(Records from a data source)
-*-

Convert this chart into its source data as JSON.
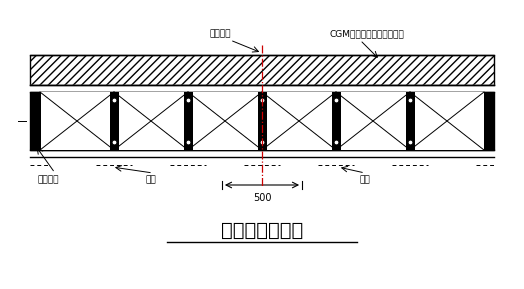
{
  "title": "预制钢梁示意图",
  "title_fontsize": 14,
  "label_liang": "梁跨中线",
  "label_CGM": "CGM高强无收缩灌浆料灌实",
  "label_duila": "对拉螺栓",
  "label_jiaogan1": "角钢",
  "label_jiaogan2": "角钢",
  "label_500": "500",
  "bg_color": "#ffffff",
  "line_color": "#000000",
  "centerline_color": "#cc0000",
  "fig_width": 5.24,
  "fig_height": 2.89,
  "dpi": 100
}
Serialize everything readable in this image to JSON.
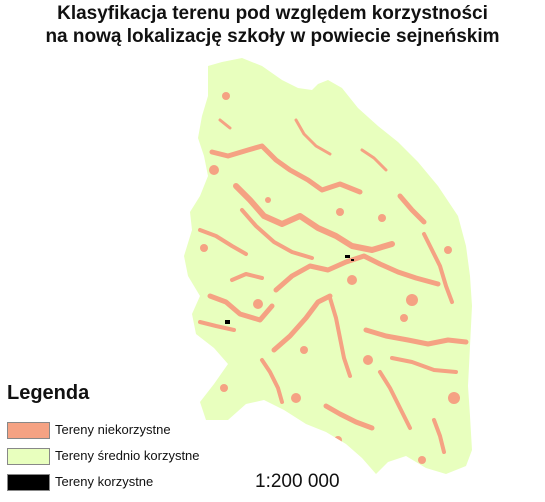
{
  "map": {
    "title_line1": "Klasyfikacja terenu pod względem korzystności",
    "title_line2": "na nową lokalizację szkoły w powiecie sejneńskim",
    "scale": "1:200 000",
    "colors": {
      "unfavorable": "#f5a283",
      "medium": "#e8ffbe",
      "favorable": "#000000"
    }
  },
  "legend": {
    "title": "Legenda",
    "items": [
      {
        "label": "Tereny niekorzystne",
        "color": "#f5a283"
      },
      {
        "label": "Tereny średnio korzystne",
        "color": "#e8ffbe"
      },
      {
        "label": "Tereny korzystne",
        "color": "#000000"
      }
    ]
  }
}
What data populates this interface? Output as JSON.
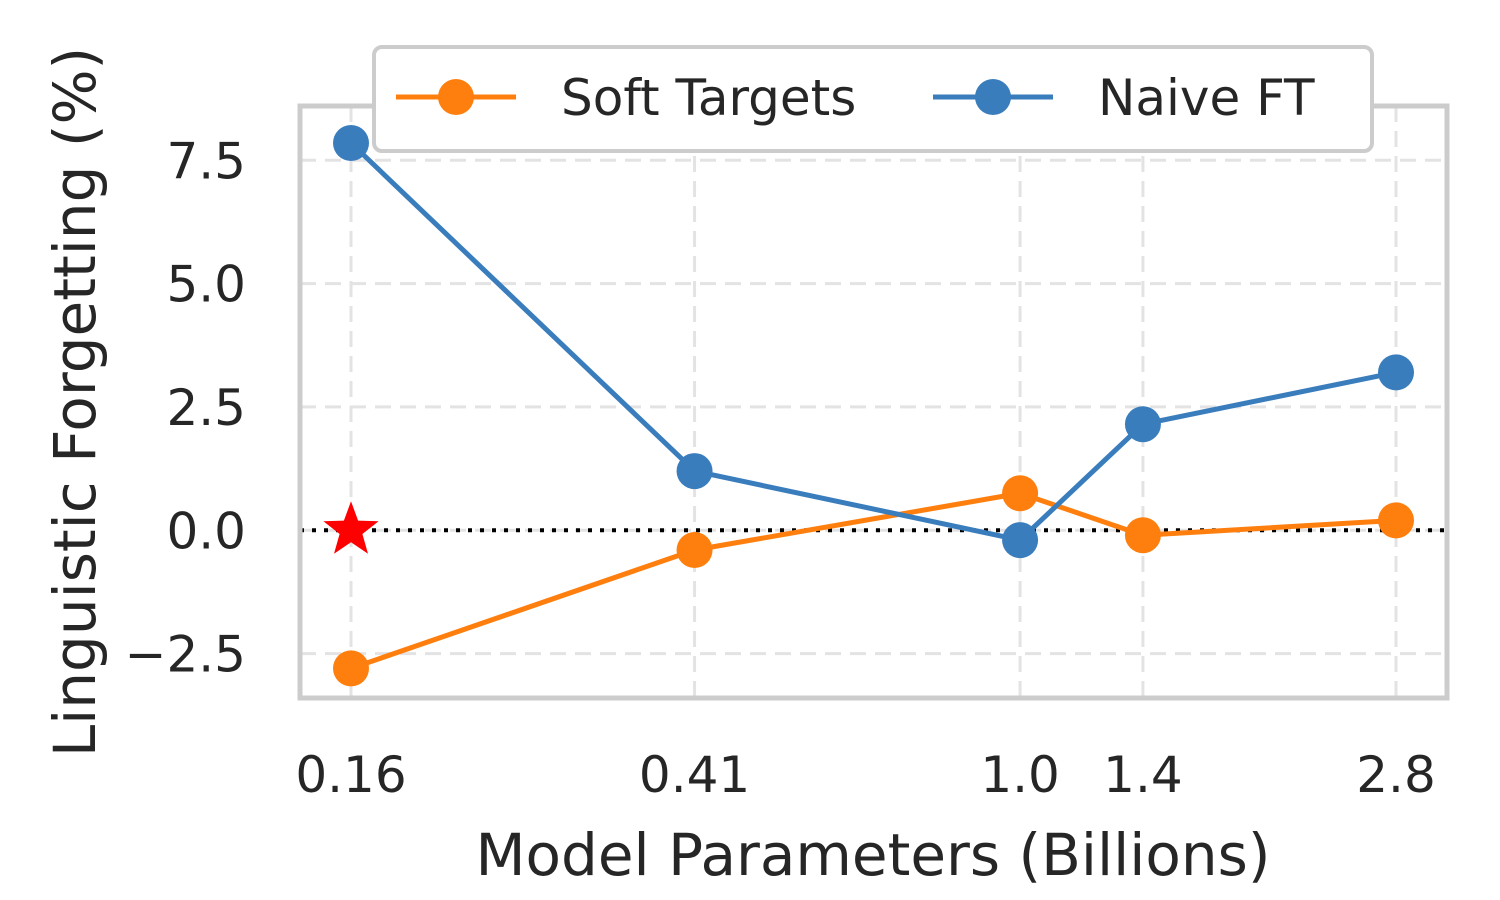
{
  "chart_data": {
    "type": "line",
    "xlabel": "Model Parameters (Billions)",
    "ylabel": "Linguistic Forgetting (%)",
    "x": [
      0.16,
      0.41,
      1.0,
      1.4,
      2.8
    ],
    "x_tick_labels": [
      "0.16",
      "0.41",
      "1.0",
      "1.4",
      "2.8"
    ],
    "x_scale": "log",
    "y_ticks": [
      -2.5,
      0.0,
      2.5,
      5.0,
      7.5
    ],
    "y_tick_labels": [
      "−2.5",
      "0.0",
      "2.5",
      "5.0",
      "7.5"
    ],
    "ylim": [
      -3.4,
      8.6
    ],
    "grid": true,
    "legend_position": "top",
    "reference_line": {
      "y": 0,
      "style": "dotted",
      "color": "#000000"
    },
    "highlight_marker": {
      "x": 0.16,
      "y": 0,
      "shape": "star",
      "color": "#ff0000"
    },
    "series": [
      {
        "name": "Soft Targets",
        "color": "#ff7f0e",
        "values": [
          -2.8,
          -0.4,
          0.75,
          -0.1,
          0.2
        ]
      },
      {
        "name": "Naive FT",
        "color": "#3a7dbd",
        "values": [
          7.85,
          1.2,
          -0.2,
          2.15,
          3.2
        ]
      }
    ]
  }
}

-*-

Above are records to transcribe exactly; leave their pictures out.

Convert this chart into its source data as JSON.
{
  "title": "预制钢梁示意图",
  "title_fontsize": 14,
  "label_liang": "梁跨中线",
  "label_CGM": "CGM高强无收缩灌浆料灌实",
  "label_duila": "对拉螺栓",
  "label_jiaogan1": "角钢",
  "label_jiaogan2": "角钢",
  "label_500": "500",
  "bg_color": "#ffffff",
  "line_color": "#000000",
  "centerline_color": "#cc0000",
  "fig_width": 5.24,
  "fig_height": 2.89,
  "dpi": 100
}
Serialize everything readable in this image to JSON.
{
  "map": {
    "title_line1": "Klasyfikacja terenu pod względem korzystności",
    "title_line2": "na nową lokalizację szkoły w powiecie sejneńskim",
    "scale": "1:200 000",
    "colors": {
      "unfavorable": "#f5a283",
      "medium": "#e8ffbe",
      "favorable": "#000000"
    }
  },
  "legend": {
    "title": "Legenda",
    "items": [
      {
        "label": "Tereny niekorzystne",
        "color": "#f5a283"
      },
      {
        "label": "Tereny średnio korzystne",
        "color": "#e8ffbe"
      },
      {
        "label": "Tereny korzystne",
        "color": "#000000"
      }
    ]
  }
}
What data populates this interface? Output as JSON.
{
  "chart_data": {
    "type": "line",
    "xlabel": "Model Parameters (Billions)",
    "ylabel": "Linguistic Forgetting (%)",
    "x": [
      0.16,
      0.41,
      1.0,
      1.4,
      2.8
    ],
    "x_tick_labels": [
      "0.16",
      "0.41",
      "1.0",
      "1.4",
      "2.8"
    ],
    "x_scale": "log",
    "y_ticks": [
      -2.5,
      0.0,
      2.5,
      5.0,
      7.5
    ],
    "y_tick_labels": [
      "−2.5",
      "0.0",
      "2.5",
      "5.0",
      "7.5"
    ],
    "ylim": [
      -3.4,
      8.6
    ],
    "grid": true,
    "legend_position": "top",
    "reference_line": {
      "y": 0,
      "style": "dotted",
      "color": "#000000"
    },
    "highlight_marker": {
      "x": 0.16,
      "y": 0,
      "shape": "star",
      "color": "#ff0000"
    },
    "series": [
      {
        "name": "Soft Targets",
        "color": "#ff7f0e",
        "values": [
          -2.8,
          -0.4,
          0.75,
          -0.1,
          0.2
        ]
      },
      {
        "name": "Naive FT",
        "color": "#3a7dbd",
        "values": [
          7.85,
          1.2,
          -0.2,
          2.15,
          3.2
        ]
      }
    ]
  }
}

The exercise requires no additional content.